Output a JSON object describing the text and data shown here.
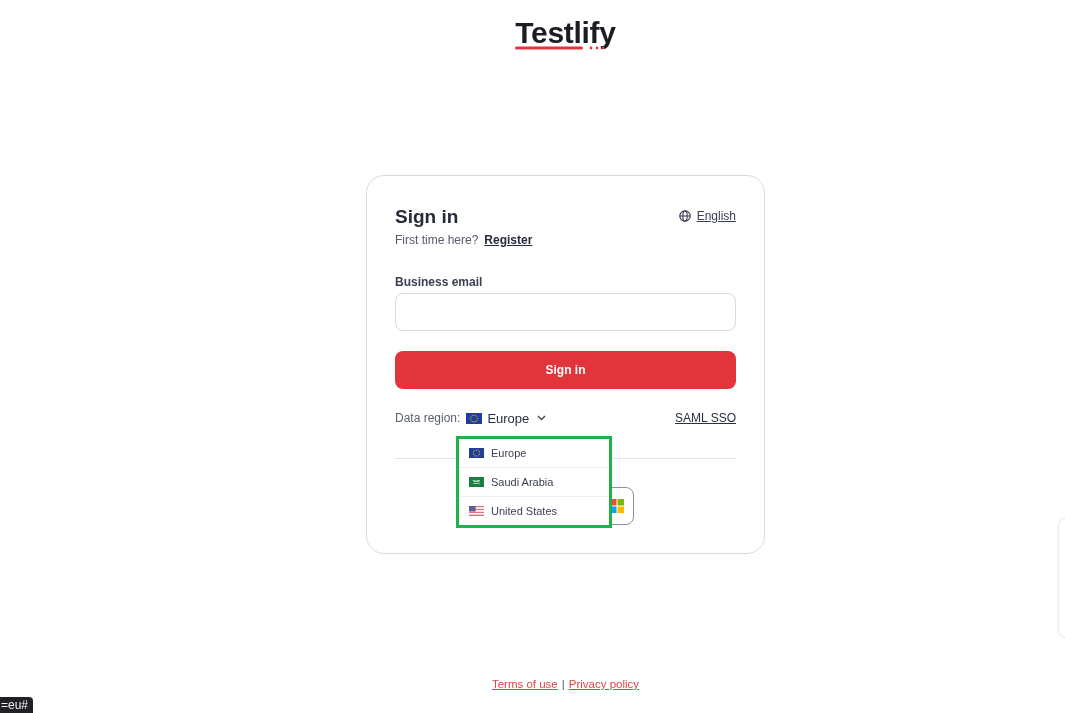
{
  "logo": {
    "text": "Testlify"
  },
  "card": {
    "title": "Sign in",
    "language": "English",
    "prompt": "First time here?",
    "register_link": "Register",
    "email_field": {
      "label": "Business email"
    },
    "submit_button": "Sign in",
    "data_region": {
      "label": "Data region:",
      "value": "Europe",
      "kind": "eu",
      "expanded": true,
      "highlighted": true,
      "options": [
        {
          "label": "Europe",
          "kind": "eu"
        },
        {
          "label": "Saudi Arabia",
          "kind": "sa"
        },
        {
          "label": "United States",
          "kind": "us"
        }
      ]
    },
    "saml_link": "SAML SSO",
    "social_buttons": [
      {
        "kind": "microsoft"
      }
    ]
  },
  "footer": {
    "links": [
      "Terms of use",
      "Privacy policy"
    ],
    "separator": "|"
  },
  "status_bar": {
    "url": "=eu#"
  }
}
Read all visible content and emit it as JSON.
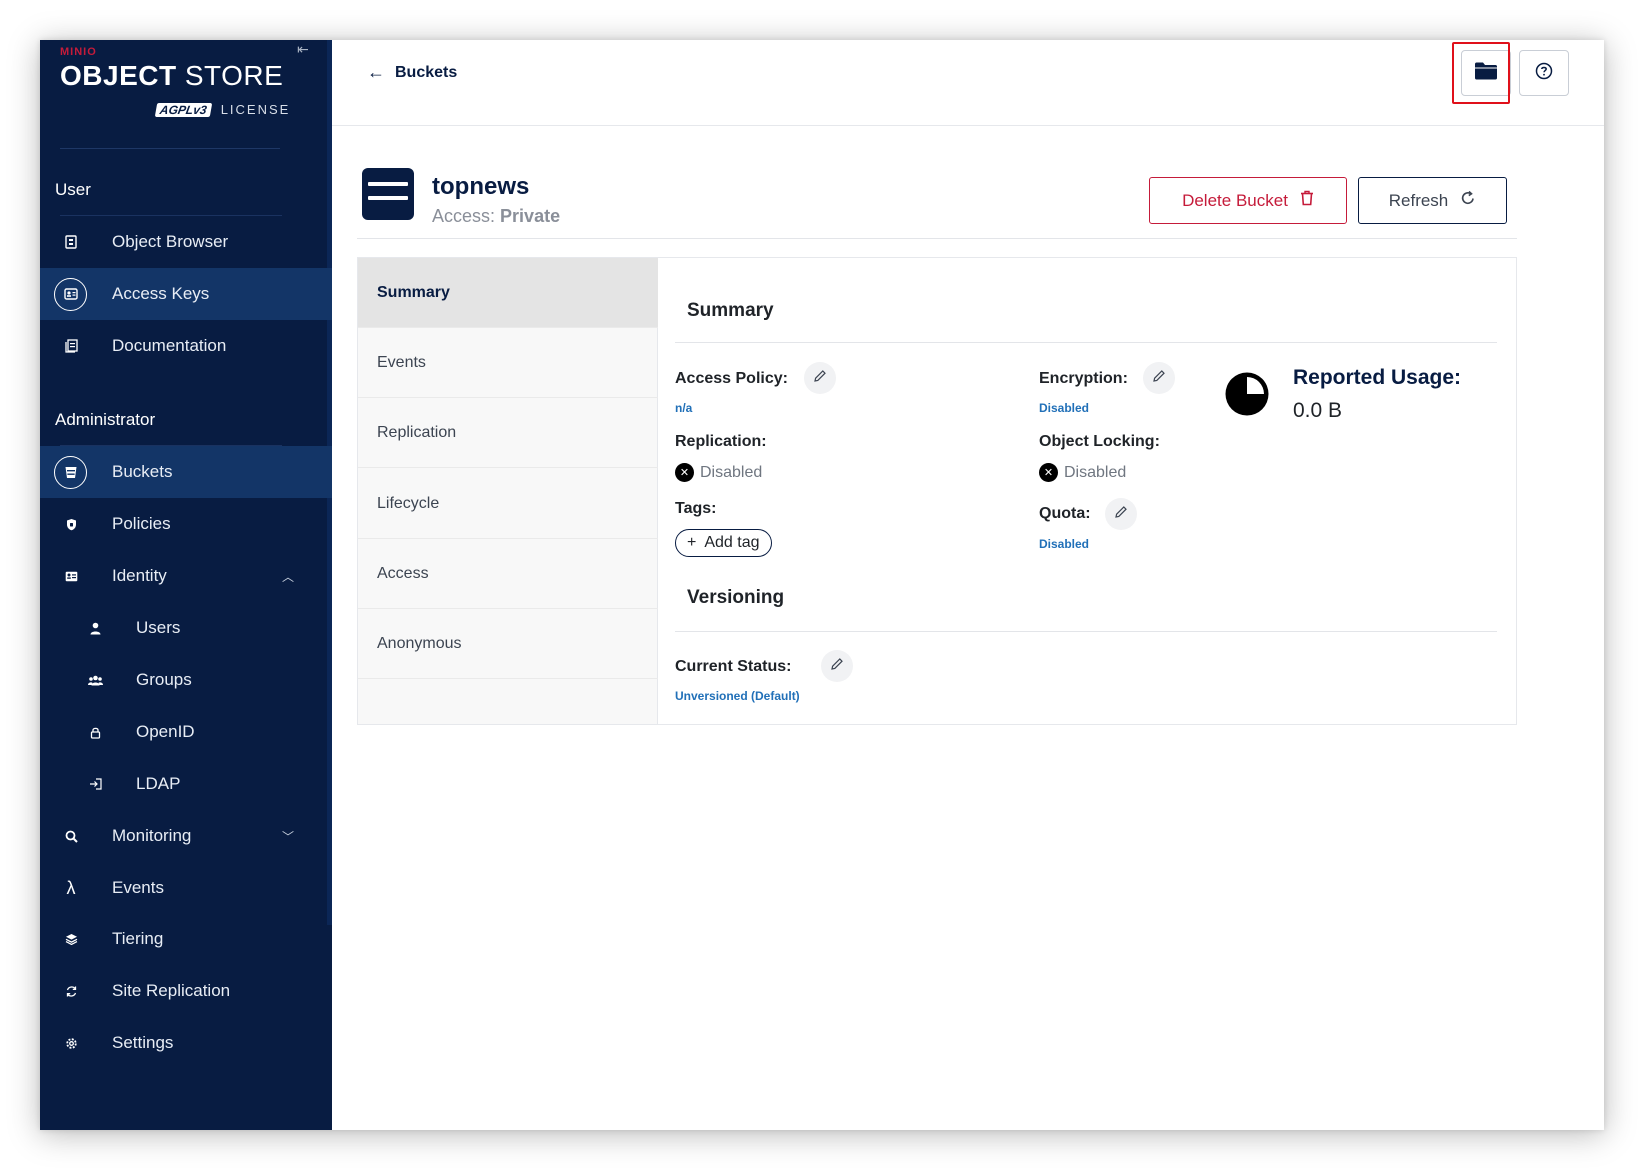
{
  "logo": {
    "brand": "MINIO",
    "product_bold": "OBJECT",
    "product_light": "STORE",
    "badge": "AGPLv3",
    "license": "LICENSE"
  },
  "sidebar": {
    "user_section": "User",
    "user_items": [
      {
        "label": "Object Browser",
        "icon": "object-browser-icon"
      },
      {
        "label": "Access Keys",
        "icon": "access-keys-icon"
      },
      {
        "label": "Documentation",
        "icon": "documentation-icon"
      }
    ],
    "admin_section": "Administrator",
    "admin_items": [
      {
        "label": "Buckets",
        "icon": "bucket-icon"
      },
      {
        "label": "Policies",
        "icon": "shield-icon"
      },
      {
        "label": "Identity",
        "icon": "identity-icon"
      },
      {
        "label": "Users",
        "icon": "user-icon"
      },
      {
        "label": "Groups",
        "icon": "group-icon"
      },
      {
        "label": "OpenID",
        "icon": "lock-icon"
      },
      {
        "label": "LDAP",
        "icon": "login-icon"
      },
      {
        "label": "Monitoring",
        "icon": "monitoring-icon"
      },
      {
        "label": "Events",
        "icon": "lambda-icon"
      },
      {
        "label": "Tiering",
        "icon": "tiering-icon"
      },
      {
        "label": "Site Replication",
        "icon": "site-replication-icon"
      },
      {
        "label": "Settings",
        "icon": "gear-icon"
      }
    ]
  },
  "topbar": {
    "back_label": "Buckets"
  },
  "bucket": {
    "name": "topnews",
    "access_label": "Access:",
    "access_value": "Private",
    "delete_label": "Delete Bucket",
    "refresh_label": "Refresh"
  },
  "tabs": [
    "Summary",
    "Events",
    "Replication",
    "Lifecycle",
    "Access",
    "Anonymous"
  ],
  "summary": {
    "title": "Summary",
    "access_policy_label": "Access Policy:",
    "access_policy_value": "n/a",
    "encryption_label": "Encryption:",
    "encryption_value": "Disabled",
    "replication_label": "Replication:",
    "replication_value": "Disabled",
    "object_locking_label": "Object Locking:",
    "object_locking_value": "Disabled",
    "tags_label": "Tags:",
    "add_tag_label": "Add tag",
    "quota_label": "Quota:",
    "quota_value": "Disabled",
    "usage_label": "Reported Usage:",
    "usage_value": "0.0 B"
  },
  "versioning": {
    "title": "Versioning",
    "status_label": "Current Status:",
    "status_value": "Unversioned (Default)"
  },
  "colors": {
    "navy": "#081c42",
    "active_nav": "#133567",
    "danger": "#c51b3a",
    "link": "#2170b8",
    "highlight": "#e0101a"
  }
}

===============

_Do this_
Where a line in the entries holds "kind", copy that line.

_Full solution_
      "kind": "eu",
          "kind": "eu"
          "kind": "sa"
          "kind": "us"
        "kind": "microsoft"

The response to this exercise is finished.